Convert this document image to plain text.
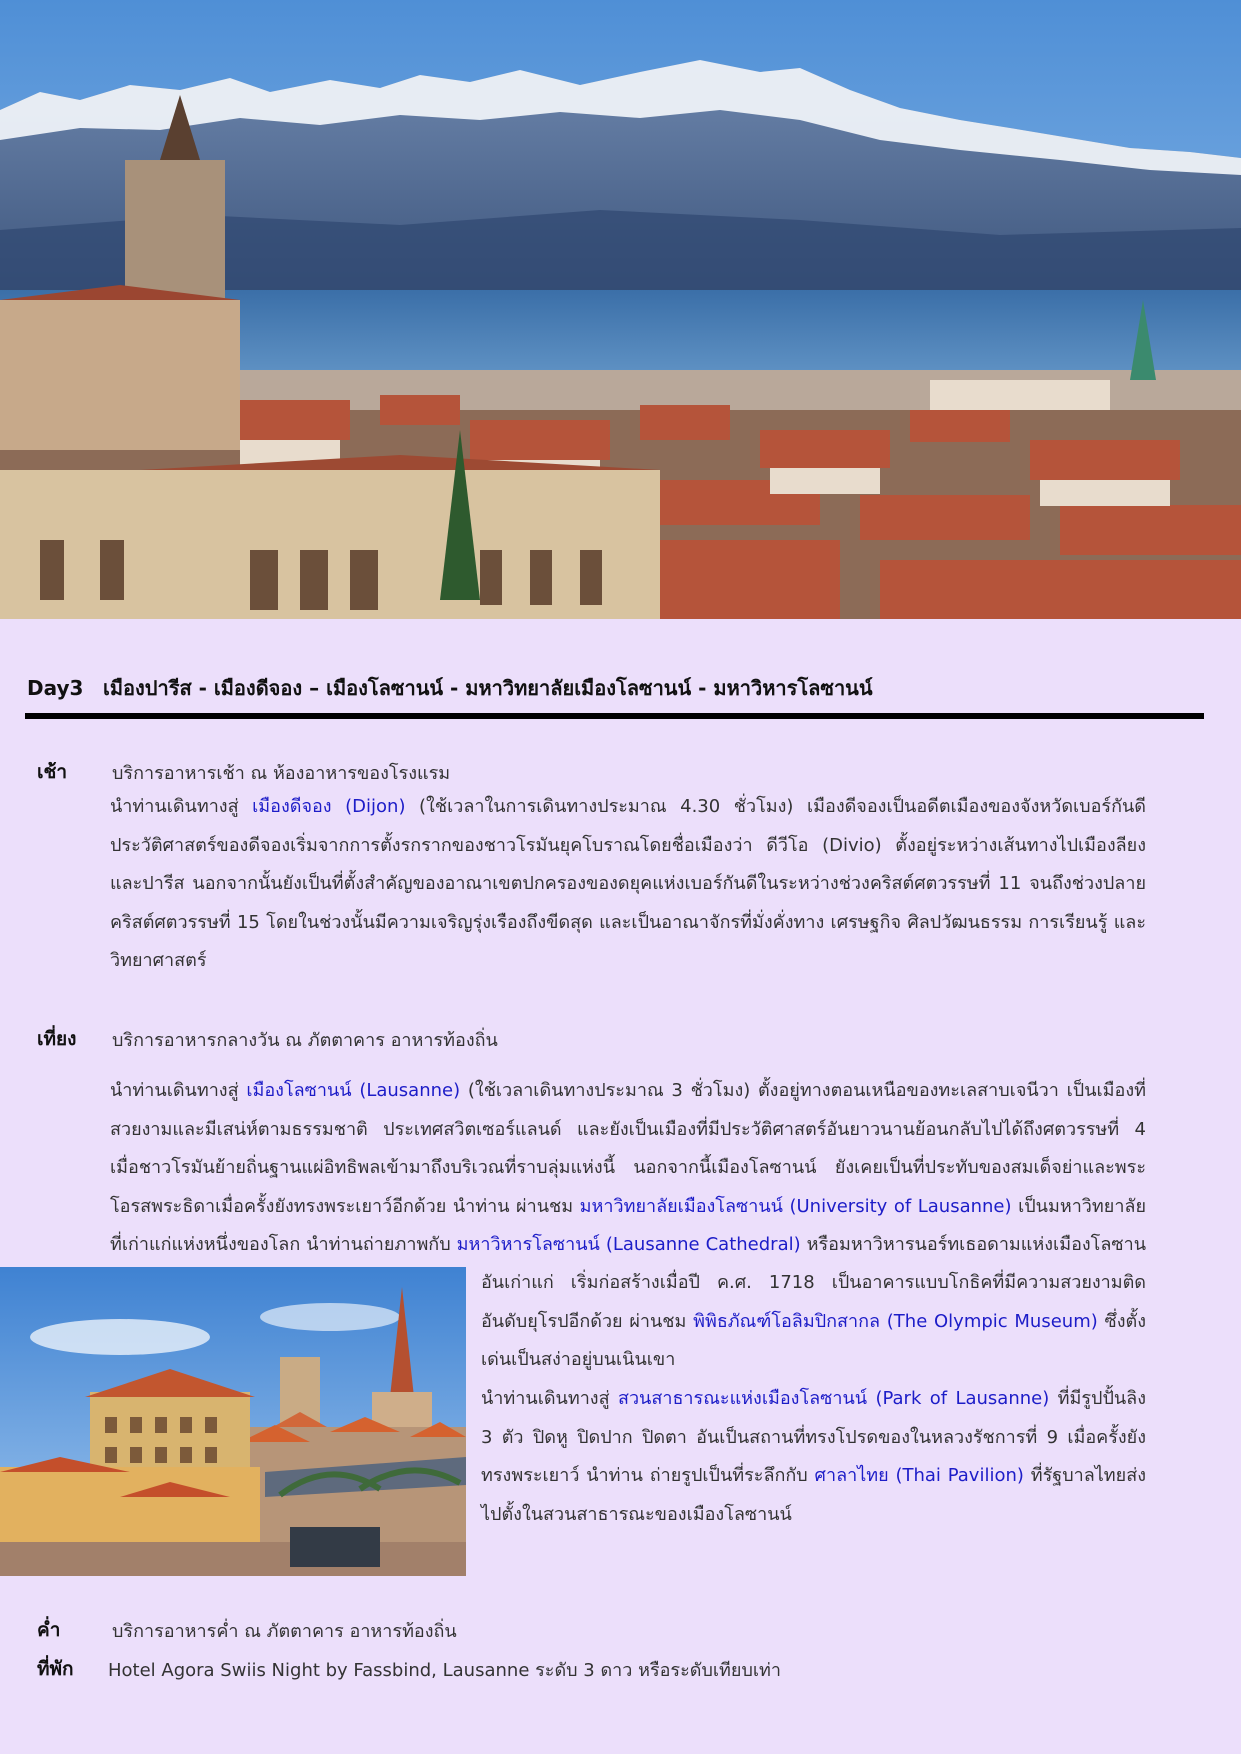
Day3 เมืองปารีส - เมืองดีจอง – เมืองโลซานน์ - มหาวิทยาลัยเมืองโลซานน์ - มหาวิหารโลซานน์
เช้า บริการอาหารเช้า ณ ห้องอาหารของโรงแรม
นำท่านเดินทางสู่ เมืองดีจอง (Dijon) (ใช้เวลาในการเดินทางประมาณ 4.30 ชั่วโมง) เมืองดีจองเป็นอดีตเมืองของจังหวัดเบอร์กันดี ประวัติศาสตร์ของดีจองเริ่มจากการตั้งรกรากของชาวโรมันยุคโบราณโดยชื่อเมืองว่า ดีวีโอ (Divio) ตั้งอยู่ระหว่างเส้นทางไปเมืองลียง และปารีส นอกจากนั้นยังเป็นที่ตั้งสำคัญของอาณาเขตปกครองของดยุคแห่งเบอร์กันดีในระหว่างช่วงคริสต์ศตวรรษที่ 11 จนถึงช่วงปลายคริสต์ศตวรรษที่ 15 โดยในช่วงนั้นมีความเจริญรุ่งเรืองถึงขีดสุด และเป็นอาณาจักรที่มั่งคั่งทาง เศรษฐกิจ ศิลปวัฒนธรรม การเรียนรู้ และวิทยาศาสตร์
เที่ยง บริการอาหารกลางวัน ณ ภัตตาคาร อาหารท้องถิ่น
นำท่านเดินทางสู่ เมืองโลซานน์ (Lausanne) (ใช้เวลาเดินทางประมาณ 3 ชั่วโมง) ตั้งอยู่ทางตอนเหนือของทะเลสาบเจนีวา เป็นเมืองที่สวยงามและมีเสน่ห์ตามธรรมชาติ ประเทศสวิตเซอร์แลนด์ และยังเป็นเมืองที่มีประวัติศาสตร์อันยาวนานย้อนกลับไปได้ถึงศตวรรษที่ 4 เมื่อชาวโรมันย้ายถิ่นฐานแผ่อิทธิพลเข้ามาถึงบริเวณที่ราบลุ่มแห่งนี้ นอกจากนี้เมืองโลซานน์ ยังเคยเป็นที่ประทับของสมเด็จย่าและพระโอรสพระธิดาเมื่อครั้งยังทรงพระเยาว์อีกด้วย นำท่าน ผ่านชม มหาวิทยาลัยเมืองโลซานน์ (University of Lausanne) เป็นมหาวิทยาลัยที่เก่าแก่แห่งหนึ่งของโลก นำท่านถ่ายภาพกับ มหาวิหารโลซานน์ (Lausanne Cathedral) หรือมหาวิหารนอร์ทเธอดามแห่งเมืองโลซาน
อันเก่าแก่ เริ่มก่อสร้างเมื่อปี ค.ศ. 1718 เป็นอาคารแบบโกธิคที่มีความสวยงามติดอันดับยุโรปอีกด้วย ผ่านชม พิพิธภัณฑ์โอลิมปิกสากล (The Olympic Museum) ซึ่งตั้งเด่นเป็นสง่าอยู่บนเนินเขา
นำท่านเดินทางสู่ สวนสาธารณะแห่งเมืองโลซานน์ (Park of Lausanne) ที่มีรูปปั้นลิง 3 ตัว ปิดหู ปิดปาก ปิดตา อันเป็นสถานที่ทรงโปรดของในหลวงรัชการที่ 9 เมื่อครั้งยังทรงพระเยาว์ นำท่าน ถ่ายรูปเป็นที่ระลึกกับ ศาลาไทย (Thai Pavilion) ที่รัฐบาลไทยส่งไปตั้งในสวนสาธารณะของเมืองโลซานน์
ค่ำ	บริการอาหารค่ำ ณ ภัตตาคาร อาหารท้องถิ่น
ที่พัก Hotel Agora Swiis Night by Fassbind, Lausanne ระดับ 3 ดาว หรือระดับเทียบเท่า
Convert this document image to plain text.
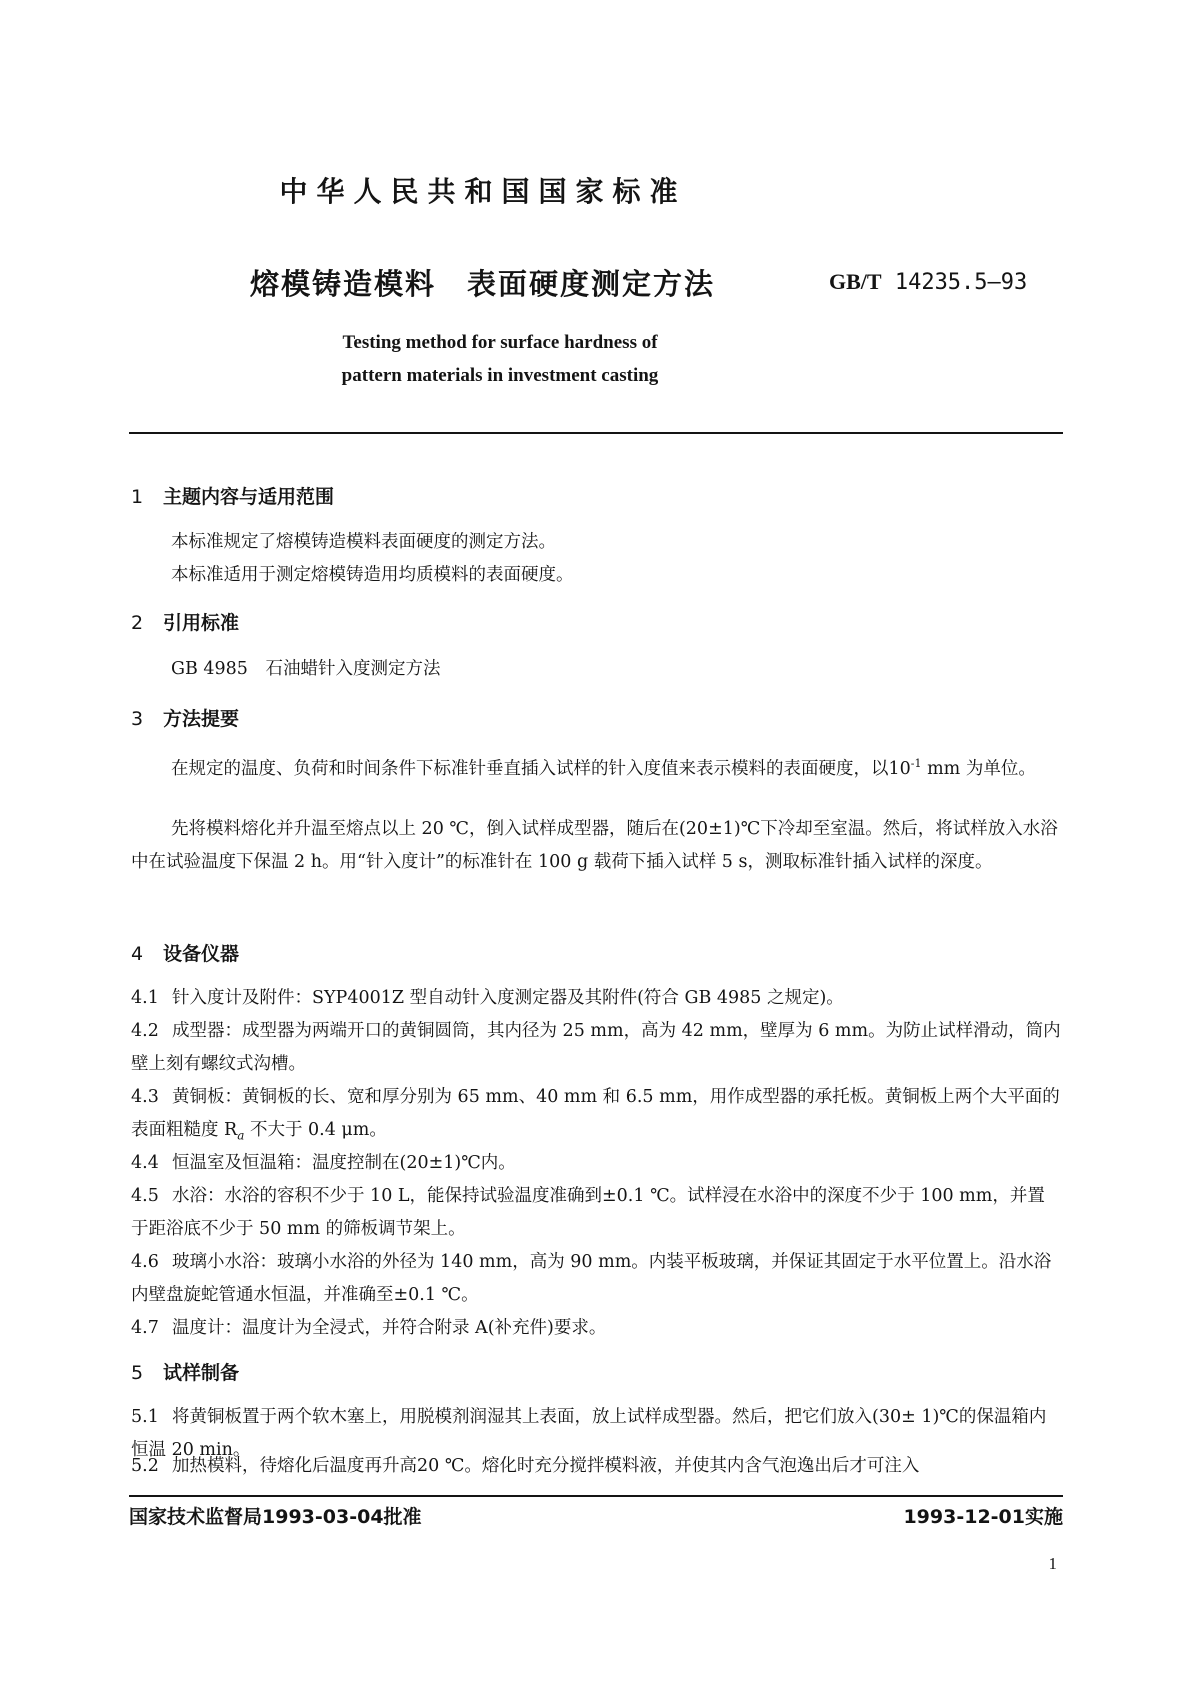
中华人民共和国国家标准
熔模铸造模料　表面硬度测定方法	GB/T 14235.5—93
Testing method for surface hardness of
pattern materials in investment casting
1 主题内容与适用范围
本标准规定了熔模铸造模料表面硬度的测定方法。
本标准适用于测定熔模铸造用均质模料的表面硬度。
2 引用标准
GB 4985　石油蜡针入度测定方法
3 方法提要
在规定的温度、负荷和时间条件下标准针垂直插入试样的针入度值来表示模料的表面硬度，以$10^{-1}$ mm 为单位。
先将模料熔化并升温至熔点以上 20 ℃，倒入试样成型器，随后在(20±1)℃下冷却至室温。然后，将试样放入水浴中在试验温度下保温 2 h。用“针入度计”的标准针在 100 g 载荷下插入试样 5 s，测取标准针插入试样的深度。
4 设备仪器
4.1 针入度计及附件：SYP4001Z 型自动针入度测定器及其附件(符合 GB 4985 之规定)。
4.2 成型器：成型器为两端开口的黄铜圆筒，其内径为 25 mm，高为 42 mm，壁厚为 6 mm。为防止试样滑动，筒内壁上刻有螺纹式沟槽。
4.3 黄铜板：黄铜板的长、宽和厚分别为 65 mm、40 mm 和 6.5 mm，用作成型器的承托板。黄铜板上两个大平面的表面粗糙度 $R_a$ 不大于 0.4 μm。
4.4 恒温室及恒温箱：温度控制在(20±1)℃内。
4.5 水浴：水浴的容积不少于 10 L，能保持试验温度准确到±0.1 ℃。试样浸在水浴中的深度不少于 100 mm，并置于距浴底不少于 50 mm 的筛板调节架上。
4.6 玻璃小水浴：玻璃小水浴的外径为 140 mm，高为 90 mm。内装平板玻璃，并保证其固定于水平位置上。沿水浴内壁盘旋蛇管通水恒温，并准确至±0.1 ℃。
4.7 温度计：温度计为全浸式，并符合附录 A(补充件)要求。
5 试样制备
5.1 将黄铜板置于两个软木塞上，用脱模剂润湿其上表面，放上试样成型器。然后，把它们放入(30± 1)℃的保温箱内恒温 20 min。
5.2 加热模料，待熔化后温度再升高20 ℃。熔化时充分搅拌模料液，并使其内含气泡逸出后才可注入
国家技术监督局1993-03-04批准	1993-12-01实施
1
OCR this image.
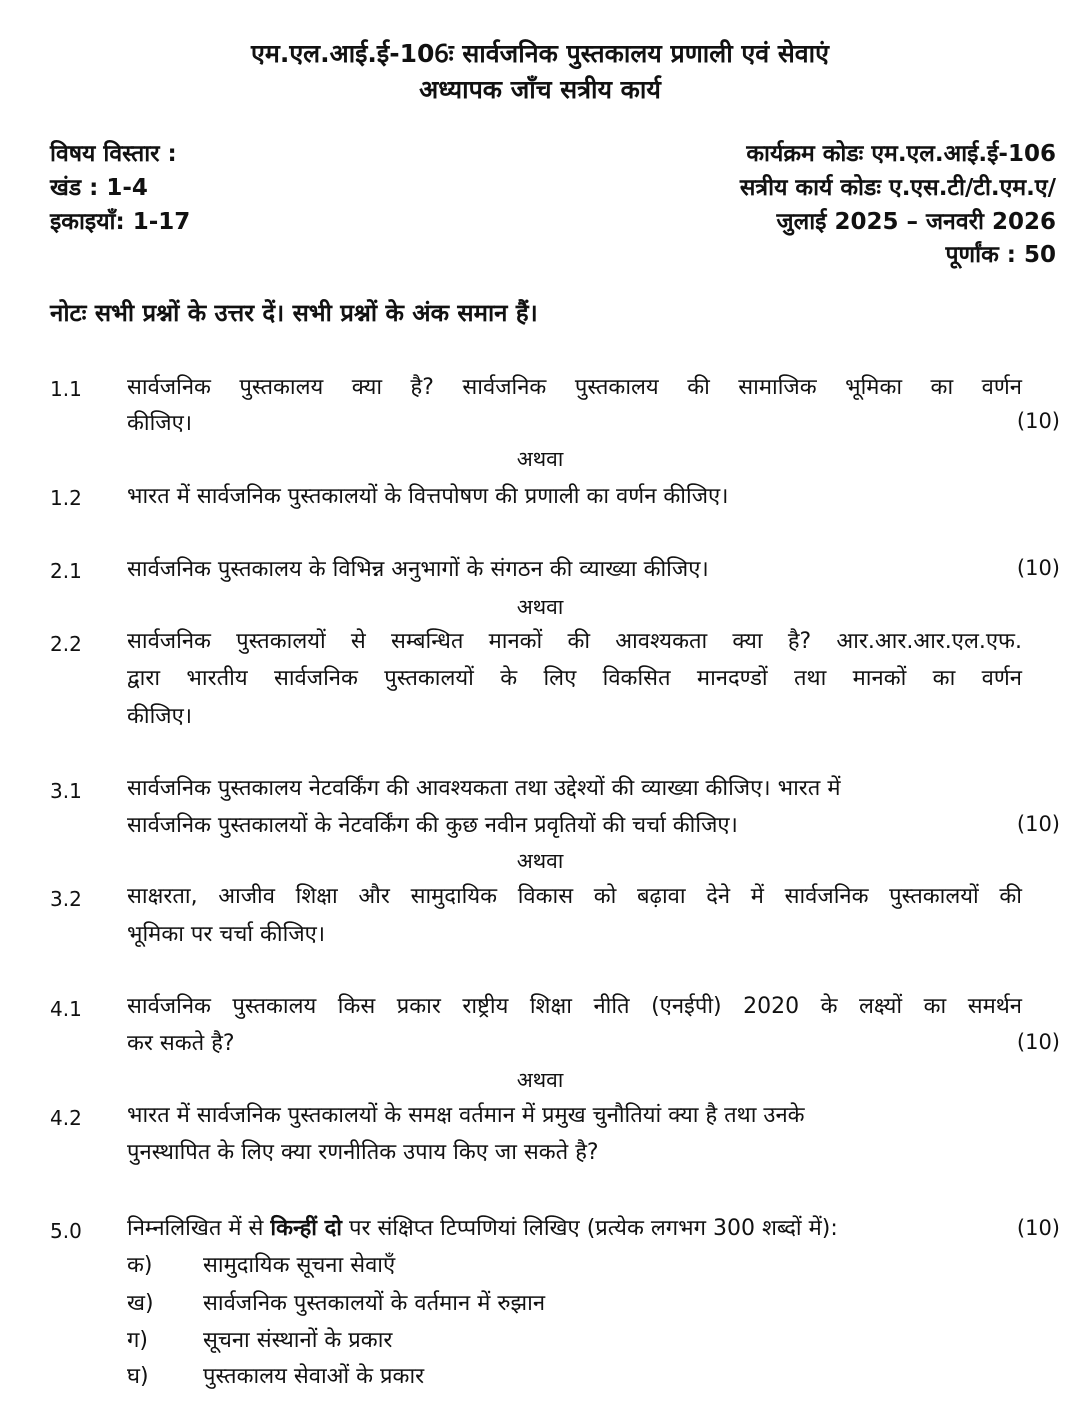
एम.एल.आई.ई-106ः सार्वजनिक पुस्तकालय प्रणाली एवं सेवाएं
अध्यापक जाँच सत्रीय कार्य
विषय विस्तार :
खंड : 1-4
इकाइयाँ: 1-17
कार्यक्रम कोडः एम.एल.आई.ई-106
सत्रीय कार्य कोडः ए.एस.टी/टी.एम.ए/
जुलाई 2025 – जनवरी 2026
पूर्णांक : 50
नोटः सभी प्रश्नों के उत्तर दें। सभी प्रश्नों के अंक समान हैं।
1.1 सार्वजनिक पुस्तकालय क्या है? सार्वजनिक पुस्तकालय की सामाजिक भूमिका का वर्णन
कीजिए।	(10)
अथवा
1.2 भारत में सार्वजनिक पुस्तकालयों के वित्तपोषण की प्रणाली का वर्णन कीजिए।
2.1 सार्वजनिक पुस्तकालय के विभिन्न अनुभागों के संगठन की व्याख्या कीजिए।	(10)
अथवा
2.2 सार्वजनिक पुस्तकालयों से सम्बन्धित मानकों की आवश्यकता क्या है? आर.आर.आर.एल.एफ.
द्वारा भारतीय सार्वजनिक पुस्तकालयों के लिए विकसित मानदण्डों तथा मानकों का वर्णन
कीजिए।
3.1 सार्वजनिक पुस्तकालय नेटवर्किंग की आवश्यकता तथा उद्देश्यों की व्याख्या कीजिए। भारत में
सार्वजनिक पुस्तकालयों के नेटवर्किंग की कुछ नवीन प्रवृतियों की चर्चा कीजिए।	(10)
अथवा
3.2 साक्षरता, आजीव शिक्षा और सामुदायिक विकास को बढ़ावा देने में सार्वजनिक पुस्तकालयों की
भूमिका पर चर्चा कीजिए।
4.1 सार्वजनिक पुस्तकालय किस प्रकार राष्ट्रीय शिक्षा नीति (एनईपी) 2020 के लक्ष्यों का समर्थन
कर सकते है?	(10)
अथवा
4.2 भारत में सार्वजनिक पुस्तकालयों के समक्ष वर्तमान में प्रमुख चुनौतियां क्या है तथा उनके
पुनस्थापित के लिए क्या रणनीतिक उपाय किए जा सकते है?
5.0 निम्नलिखित में से किन्हीं दो पर संक्षिप्त टिप्पणियां लिखिए (प्रत्येक लगभग 300 शब्दों में):	(10)
क) सामुदायिक सूचना सेवाएँ
ख) सार्वजनिक पुस्तकालयों के वर्तमान में रुझान
ग)	सूचना संस्थानों के प्रकार
घ) पुस्तकालय सेवाओं के प्रकार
──────────────────────────────
_WHAT THE TASK ASKS_
Among the records above, find each line holding the string "อาหารท" and pull it out.

_CORRECT ANSWER_
เที่ยง บริการอาหารกลางวัน ณ ภัตตาคาร อาหารท้องถิ่น
ค่ำ	บริการอาหารค่ำ ณ ภัตตาคาร อาหารท้องถิ่น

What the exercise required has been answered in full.